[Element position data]
--------

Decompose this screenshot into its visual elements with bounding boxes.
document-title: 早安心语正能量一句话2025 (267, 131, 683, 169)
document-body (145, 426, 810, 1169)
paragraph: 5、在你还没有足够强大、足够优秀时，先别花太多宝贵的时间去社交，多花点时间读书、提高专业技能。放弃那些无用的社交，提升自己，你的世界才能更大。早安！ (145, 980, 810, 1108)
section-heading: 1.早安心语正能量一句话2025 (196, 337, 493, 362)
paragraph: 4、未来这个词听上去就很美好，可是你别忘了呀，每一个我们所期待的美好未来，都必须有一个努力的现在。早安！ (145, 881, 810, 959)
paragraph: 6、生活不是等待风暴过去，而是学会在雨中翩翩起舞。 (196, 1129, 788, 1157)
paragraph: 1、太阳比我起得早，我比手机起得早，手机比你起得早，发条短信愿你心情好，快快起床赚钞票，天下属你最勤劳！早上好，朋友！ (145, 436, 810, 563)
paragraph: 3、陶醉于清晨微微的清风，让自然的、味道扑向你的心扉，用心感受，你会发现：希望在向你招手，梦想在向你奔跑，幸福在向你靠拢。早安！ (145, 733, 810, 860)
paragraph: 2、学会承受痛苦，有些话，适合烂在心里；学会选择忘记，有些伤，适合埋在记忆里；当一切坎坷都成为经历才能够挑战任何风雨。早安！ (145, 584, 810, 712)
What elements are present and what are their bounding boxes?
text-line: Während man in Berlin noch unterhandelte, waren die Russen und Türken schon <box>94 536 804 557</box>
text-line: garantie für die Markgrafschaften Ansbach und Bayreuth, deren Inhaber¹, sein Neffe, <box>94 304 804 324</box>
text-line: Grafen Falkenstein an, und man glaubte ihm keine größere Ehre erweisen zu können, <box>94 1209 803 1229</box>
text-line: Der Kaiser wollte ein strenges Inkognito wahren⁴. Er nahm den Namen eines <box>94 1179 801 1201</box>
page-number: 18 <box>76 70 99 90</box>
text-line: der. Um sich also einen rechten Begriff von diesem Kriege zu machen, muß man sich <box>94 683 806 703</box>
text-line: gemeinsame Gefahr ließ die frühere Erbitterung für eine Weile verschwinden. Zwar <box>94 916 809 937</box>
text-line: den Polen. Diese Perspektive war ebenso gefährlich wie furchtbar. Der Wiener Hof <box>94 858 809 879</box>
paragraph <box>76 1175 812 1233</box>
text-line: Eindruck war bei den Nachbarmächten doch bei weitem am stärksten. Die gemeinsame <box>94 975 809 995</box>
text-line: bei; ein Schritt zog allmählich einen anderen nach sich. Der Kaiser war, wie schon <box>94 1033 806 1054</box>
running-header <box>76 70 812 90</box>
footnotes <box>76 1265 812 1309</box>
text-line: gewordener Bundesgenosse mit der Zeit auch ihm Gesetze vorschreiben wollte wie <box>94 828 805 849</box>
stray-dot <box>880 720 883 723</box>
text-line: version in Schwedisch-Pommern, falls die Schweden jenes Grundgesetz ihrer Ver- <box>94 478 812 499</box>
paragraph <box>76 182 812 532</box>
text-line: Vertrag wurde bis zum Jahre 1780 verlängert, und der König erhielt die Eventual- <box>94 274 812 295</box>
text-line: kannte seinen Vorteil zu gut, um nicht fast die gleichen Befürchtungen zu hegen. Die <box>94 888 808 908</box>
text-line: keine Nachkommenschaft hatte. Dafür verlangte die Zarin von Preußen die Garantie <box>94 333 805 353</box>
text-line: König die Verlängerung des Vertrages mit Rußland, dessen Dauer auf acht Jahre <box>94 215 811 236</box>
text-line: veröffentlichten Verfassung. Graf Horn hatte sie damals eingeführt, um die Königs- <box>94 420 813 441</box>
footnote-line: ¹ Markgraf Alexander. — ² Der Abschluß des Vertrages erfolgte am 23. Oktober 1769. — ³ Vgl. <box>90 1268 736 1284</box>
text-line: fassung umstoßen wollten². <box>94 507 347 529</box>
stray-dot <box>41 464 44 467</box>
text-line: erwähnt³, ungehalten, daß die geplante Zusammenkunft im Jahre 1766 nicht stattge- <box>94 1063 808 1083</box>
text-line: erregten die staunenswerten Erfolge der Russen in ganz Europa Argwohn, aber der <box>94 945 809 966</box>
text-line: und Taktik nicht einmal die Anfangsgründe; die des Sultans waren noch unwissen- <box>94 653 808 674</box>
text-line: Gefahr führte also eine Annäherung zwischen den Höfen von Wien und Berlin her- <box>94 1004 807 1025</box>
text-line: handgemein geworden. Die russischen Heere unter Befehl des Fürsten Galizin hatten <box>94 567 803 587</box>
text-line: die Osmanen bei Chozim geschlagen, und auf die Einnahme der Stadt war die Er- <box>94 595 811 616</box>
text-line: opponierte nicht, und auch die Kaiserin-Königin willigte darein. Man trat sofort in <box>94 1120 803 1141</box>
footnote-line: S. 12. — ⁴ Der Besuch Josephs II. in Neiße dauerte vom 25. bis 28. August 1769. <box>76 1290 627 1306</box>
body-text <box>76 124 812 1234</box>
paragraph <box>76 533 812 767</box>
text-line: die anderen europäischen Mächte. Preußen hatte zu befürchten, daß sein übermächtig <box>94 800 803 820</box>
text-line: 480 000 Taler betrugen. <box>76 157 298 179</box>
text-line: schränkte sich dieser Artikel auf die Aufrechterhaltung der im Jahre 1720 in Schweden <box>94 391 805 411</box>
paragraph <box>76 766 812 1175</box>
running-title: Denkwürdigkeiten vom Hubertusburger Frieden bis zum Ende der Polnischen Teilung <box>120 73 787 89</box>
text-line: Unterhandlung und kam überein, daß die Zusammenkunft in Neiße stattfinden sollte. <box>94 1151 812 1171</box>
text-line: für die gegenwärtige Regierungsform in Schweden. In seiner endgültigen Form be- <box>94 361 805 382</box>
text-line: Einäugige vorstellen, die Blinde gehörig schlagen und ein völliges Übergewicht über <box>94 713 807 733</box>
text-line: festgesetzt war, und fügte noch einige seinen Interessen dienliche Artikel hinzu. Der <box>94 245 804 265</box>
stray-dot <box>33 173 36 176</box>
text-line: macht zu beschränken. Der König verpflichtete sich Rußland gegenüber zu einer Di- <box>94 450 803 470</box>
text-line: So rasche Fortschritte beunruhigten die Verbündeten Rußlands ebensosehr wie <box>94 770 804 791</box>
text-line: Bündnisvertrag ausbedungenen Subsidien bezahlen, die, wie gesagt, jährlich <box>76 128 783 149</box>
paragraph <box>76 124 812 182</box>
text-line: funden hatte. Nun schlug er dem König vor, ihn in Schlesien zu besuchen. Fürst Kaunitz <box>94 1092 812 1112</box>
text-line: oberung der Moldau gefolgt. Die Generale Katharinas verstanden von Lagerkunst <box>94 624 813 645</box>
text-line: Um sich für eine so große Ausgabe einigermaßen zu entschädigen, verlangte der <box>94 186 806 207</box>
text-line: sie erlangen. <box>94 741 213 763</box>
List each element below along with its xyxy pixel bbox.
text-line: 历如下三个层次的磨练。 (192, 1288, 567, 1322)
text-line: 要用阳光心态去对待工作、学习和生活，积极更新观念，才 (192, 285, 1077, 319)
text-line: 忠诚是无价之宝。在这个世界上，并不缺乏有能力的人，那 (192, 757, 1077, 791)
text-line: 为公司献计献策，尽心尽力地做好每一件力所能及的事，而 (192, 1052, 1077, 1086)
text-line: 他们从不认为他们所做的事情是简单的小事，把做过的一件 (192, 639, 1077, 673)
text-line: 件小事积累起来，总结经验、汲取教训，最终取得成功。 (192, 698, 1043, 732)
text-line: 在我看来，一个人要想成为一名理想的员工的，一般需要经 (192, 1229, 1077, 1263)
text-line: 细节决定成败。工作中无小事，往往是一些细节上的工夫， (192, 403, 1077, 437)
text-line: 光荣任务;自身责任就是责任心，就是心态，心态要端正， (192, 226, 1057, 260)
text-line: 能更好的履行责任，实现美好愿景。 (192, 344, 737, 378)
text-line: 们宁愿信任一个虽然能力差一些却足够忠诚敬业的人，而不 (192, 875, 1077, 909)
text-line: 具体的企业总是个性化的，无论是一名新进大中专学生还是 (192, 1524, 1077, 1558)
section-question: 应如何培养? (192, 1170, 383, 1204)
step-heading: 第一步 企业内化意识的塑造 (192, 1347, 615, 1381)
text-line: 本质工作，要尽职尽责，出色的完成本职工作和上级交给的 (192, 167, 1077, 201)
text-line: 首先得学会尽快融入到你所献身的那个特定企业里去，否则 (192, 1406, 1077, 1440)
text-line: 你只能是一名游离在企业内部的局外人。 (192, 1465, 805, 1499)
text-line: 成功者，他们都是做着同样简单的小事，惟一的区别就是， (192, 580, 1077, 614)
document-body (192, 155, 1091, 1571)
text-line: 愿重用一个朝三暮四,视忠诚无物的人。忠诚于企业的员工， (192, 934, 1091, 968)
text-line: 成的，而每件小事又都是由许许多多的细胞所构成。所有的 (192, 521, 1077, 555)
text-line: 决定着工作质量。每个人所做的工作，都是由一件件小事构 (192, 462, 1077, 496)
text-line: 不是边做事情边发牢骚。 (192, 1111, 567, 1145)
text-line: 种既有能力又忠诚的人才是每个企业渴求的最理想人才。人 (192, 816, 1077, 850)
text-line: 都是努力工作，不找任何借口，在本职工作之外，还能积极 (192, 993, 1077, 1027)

--------

SET PROBLEM:
Give every line of the entries, from the first line up to and including the line containing "text-line: Während man", as a JSON list of strings with one string per line. Leave out any blank lines.

ANSWER TO THE EXERCISE:
[
  "Decompose this screenshot into its visual elements with bounding boxes.",
  "document-title: 早安心语正能量一句话2025 (267, 131, 683, 169)",
  "document-body (145, 426, 810, 1169)",
  "paragraph: 5、在你还没有足够强大、足够优秀时，先别花太多宝贵的时间去社交，多花点时间读书、提高专业技能。放弃那些无用的社交，提升自己，你的世界才能更大。早安！ (145, 980, 810, 1108)",
  "section-heading: 1.早安心语正能量一句话2025 (196, 337, 493, 362)",
  "paragraph: 4、未来这个词听上去就很美好，可是你别忘了呀，每一个我们所期待的美好未来，都必须有一个努力的现在。早安！ (145, 881, 810, 959)",
  "paragraph: 6、生活不是等待风暴过去，而是学会在雨中翩翩起舞。 (196, 1129, 788, 1157)",
  "paragraph: 1、太阳比我起得早，我比手机起得早，手机比你起得早，发条短信愿你心情好，快快起床赚钞票，天下属你最勤劳！早上好，朋友！ (145, 436, 810, 563)",
  "paragraph: 3、陶醉于清晨微微的清风，让自然的、味道扑向你的心扉，用心感受，你会发现：希望在向你招手，梦想在向你奔跑，幸福在向你靠拢。早安！ (145, 733, 810, 860)",
  "paragraph: 2、学会承受痛苦，有些话，适合烂在心里；学会选择忘记，有些伤，适合埋在记忆里；当一切坎坷都成为经历才能够挑战任何风雨。早安！ (145, 584, 810, 712)",
  "What elements are present and what are their bounding boxes?",
  "text-line: Während man in Berlin noch unterhandelte, waren die Russen und Türken schon <box>94 536 804 557</box>"
]